**TASK GOAL:** Copy the data again, beginning at the line that has "I need the location" and stopping after the line that has "bullet-text: 大きなスプライトを使用するレタッチを可能に xyxy=(86,426,1205,485)". Swap "slide-title" for "slide-heading" and leave everything else as it is.

**SUPPLIED DATA:**
## Start

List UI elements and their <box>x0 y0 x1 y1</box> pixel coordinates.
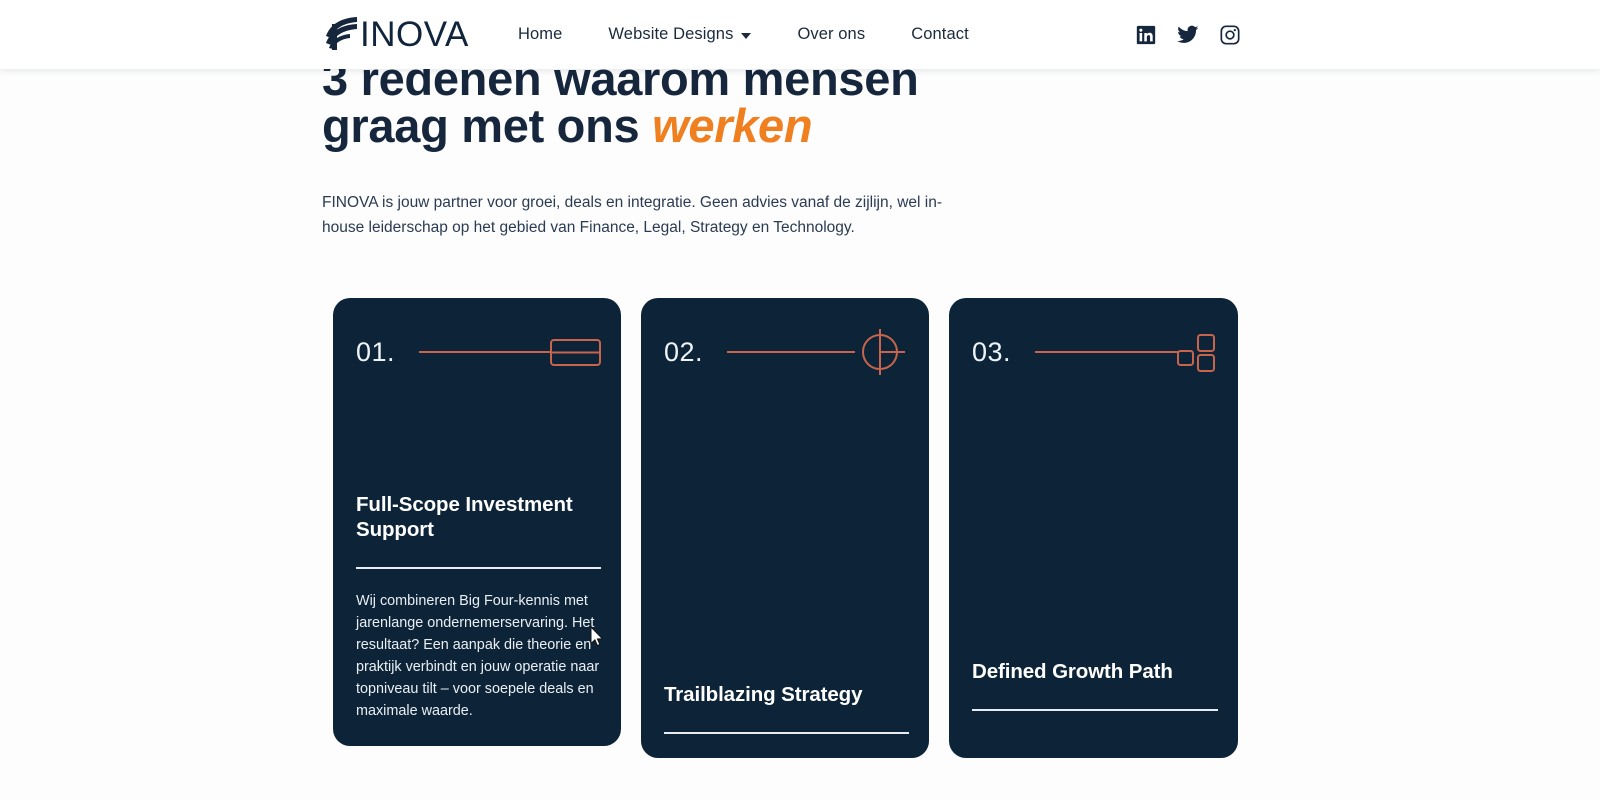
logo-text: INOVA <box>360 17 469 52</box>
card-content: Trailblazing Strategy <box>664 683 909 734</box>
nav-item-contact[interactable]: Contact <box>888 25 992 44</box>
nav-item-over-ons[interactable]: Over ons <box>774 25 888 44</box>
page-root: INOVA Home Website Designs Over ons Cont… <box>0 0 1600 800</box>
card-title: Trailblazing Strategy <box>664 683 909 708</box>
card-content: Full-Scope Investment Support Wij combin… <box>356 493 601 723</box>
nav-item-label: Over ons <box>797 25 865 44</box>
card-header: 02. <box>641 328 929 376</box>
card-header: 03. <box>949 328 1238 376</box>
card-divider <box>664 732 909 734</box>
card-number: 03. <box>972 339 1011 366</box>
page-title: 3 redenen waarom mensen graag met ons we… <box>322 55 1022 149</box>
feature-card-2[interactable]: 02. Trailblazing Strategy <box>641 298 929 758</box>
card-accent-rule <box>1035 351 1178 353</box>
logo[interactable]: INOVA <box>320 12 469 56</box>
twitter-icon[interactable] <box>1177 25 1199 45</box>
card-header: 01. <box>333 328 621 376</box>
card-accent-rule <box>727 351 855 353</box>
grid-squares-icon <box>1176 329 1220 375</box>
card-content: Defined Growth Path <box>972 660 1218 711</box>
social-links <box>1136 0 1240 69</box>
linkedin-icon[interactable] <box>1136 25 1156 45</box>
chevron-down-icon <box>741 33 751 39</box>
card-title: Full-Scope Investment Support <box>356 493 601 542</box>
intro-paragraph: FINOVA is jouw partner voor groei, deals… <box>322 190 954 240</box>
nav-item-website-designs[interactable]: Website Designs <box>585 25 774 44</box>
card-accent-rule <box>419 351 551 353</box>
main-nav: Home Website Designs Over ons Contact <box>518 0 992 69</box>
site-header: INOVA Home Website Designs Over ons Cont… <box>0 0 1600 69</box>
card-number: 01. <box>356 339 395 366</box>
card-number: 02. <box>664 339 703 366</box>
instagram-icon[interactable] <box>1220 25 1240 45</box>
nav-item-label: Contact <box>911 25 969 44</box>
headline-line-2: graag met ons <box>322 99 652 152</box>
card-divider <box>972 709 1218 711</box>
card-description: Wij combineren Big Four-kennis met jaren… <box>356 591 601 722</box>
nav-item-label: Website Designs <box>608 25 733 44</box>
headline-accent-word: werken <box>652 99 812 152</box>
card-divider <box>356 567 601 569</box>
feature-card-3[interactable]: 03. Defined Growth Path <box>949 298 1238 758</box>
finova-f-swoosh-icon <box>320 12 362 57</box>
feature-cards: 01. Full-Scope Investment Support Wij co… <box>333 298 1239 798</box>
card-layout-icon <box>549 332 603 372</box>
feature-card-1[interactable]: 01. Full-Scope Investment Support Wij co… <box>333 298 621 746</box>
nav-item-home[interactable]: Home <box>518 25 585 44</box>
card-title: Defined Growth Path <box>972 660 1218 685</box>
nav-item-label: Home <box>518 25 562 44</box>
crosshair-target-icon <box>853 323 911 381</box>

## End
## Start

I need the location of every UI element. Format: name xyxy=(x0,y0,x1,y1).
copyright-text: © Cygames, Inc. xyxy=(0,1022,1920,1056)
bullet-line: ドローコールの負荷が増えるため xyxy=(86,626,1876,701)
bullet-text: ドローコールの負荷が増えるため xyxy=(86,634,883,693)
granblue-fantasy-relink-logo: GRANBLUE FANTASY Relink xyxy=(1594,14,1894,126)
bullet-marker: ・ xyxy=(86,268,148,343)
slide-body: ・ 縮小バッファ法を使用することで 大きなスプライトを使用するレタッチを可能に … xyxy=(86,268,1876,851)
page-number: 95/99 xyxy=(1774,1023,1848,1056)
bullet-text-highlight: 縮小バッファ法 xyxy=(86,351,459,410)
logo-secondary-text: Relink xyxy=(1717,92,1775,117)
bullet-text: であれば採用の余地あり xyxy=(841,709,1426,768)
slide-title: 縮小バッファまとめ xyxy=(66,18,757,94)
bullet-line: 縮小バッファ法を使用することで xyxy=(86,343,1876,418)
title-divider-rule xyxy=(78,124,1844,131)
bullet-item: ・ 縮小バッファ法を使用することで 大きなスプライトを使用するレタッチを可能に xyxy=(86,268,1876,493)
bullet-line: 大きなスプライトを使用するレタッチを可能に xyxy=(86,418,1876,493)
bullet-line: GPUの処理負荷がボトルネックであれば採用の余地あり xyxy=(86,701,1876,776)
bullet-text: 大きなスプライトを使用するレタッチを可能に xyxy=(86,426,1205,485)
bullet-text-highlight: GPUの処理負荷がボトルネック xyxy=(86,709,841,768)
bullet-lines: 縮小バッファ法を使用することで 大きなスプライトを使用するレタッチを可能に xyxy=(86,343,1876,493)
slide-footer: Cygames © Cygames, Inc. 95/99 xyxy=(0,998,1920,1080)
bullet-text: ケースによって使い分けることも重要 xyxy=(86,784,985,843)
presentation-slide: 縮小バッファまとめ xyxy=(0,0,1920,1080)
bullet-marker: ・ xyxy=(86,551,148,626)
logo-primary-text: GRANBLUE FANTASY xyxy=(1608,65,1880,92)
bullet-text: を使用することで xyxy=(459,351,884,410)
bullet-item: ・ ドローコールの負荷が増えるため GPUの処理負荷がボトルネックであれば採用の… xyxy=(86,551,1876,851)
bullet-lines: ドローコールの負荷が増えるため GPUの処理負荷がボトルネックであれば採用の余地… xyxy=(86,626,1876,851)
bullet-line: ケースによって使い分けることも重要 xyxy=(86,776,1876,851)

## End

**THE ANSWER:**
I need the location of every UI element. Format: name xyxy=(x0,y0,x1,y1).
copyright-text: © Cygames, Inc. xyxy=(0,1022,1920,1056)
bullet-line: ドローコールの負荷が増えるため xyxy=(86,626,1876,701)
bullet-text: ドローコールの負荷が増えるため xyxy=(86,634,883,693)
granblue-fantasy-relink-logo: GRANBLUE FANTASY Relink xyxy=(1594,14,1894,126)
bullet-marker: ・ xyxy=(86,268,148,343)
slide-body: ・ 縮小バッファ法を使用することで 大きなスプライトを使用するレタッチを可能に … xyxy=(86,268,1876,851)
page-number: 95/99 xyxy=(1774,1023,1848,1056)
bullet-text-highlight: 縮小バッファ法 xyxy=(86,351,459,410)
logo-secondary-text: Relink xyxy=(1717,92,1775,117)
bullet-text: であれば採用の余地あり xyxy=(841,709,1426,768)
slide-heading: 縮小バッファまとめ xyxy=(66,18,757,94)
bullet-line: 縮小バッファ法を使用することで xyxy=(86,343,1876,418)
title-divider-rule xyxy=(78,124,1844,131)
bullet-item: ・ 縮小バッファ法を使用することで 大きなスプライトを使用するレタッチを可能に xyxy=(86,268,1876,493)
bullet-line: 大きなスプライトを使用するレタッチを可能に xyxy=(86,418,1876,493)
bullet-line: GPUの処理負荷がボトルネックであれば採用の余地あり xyxy=(86,701,1876,776)
bullet-text: 大きなスプライトを使用するレタッチを可能に xyxy=(86,426,1205,485)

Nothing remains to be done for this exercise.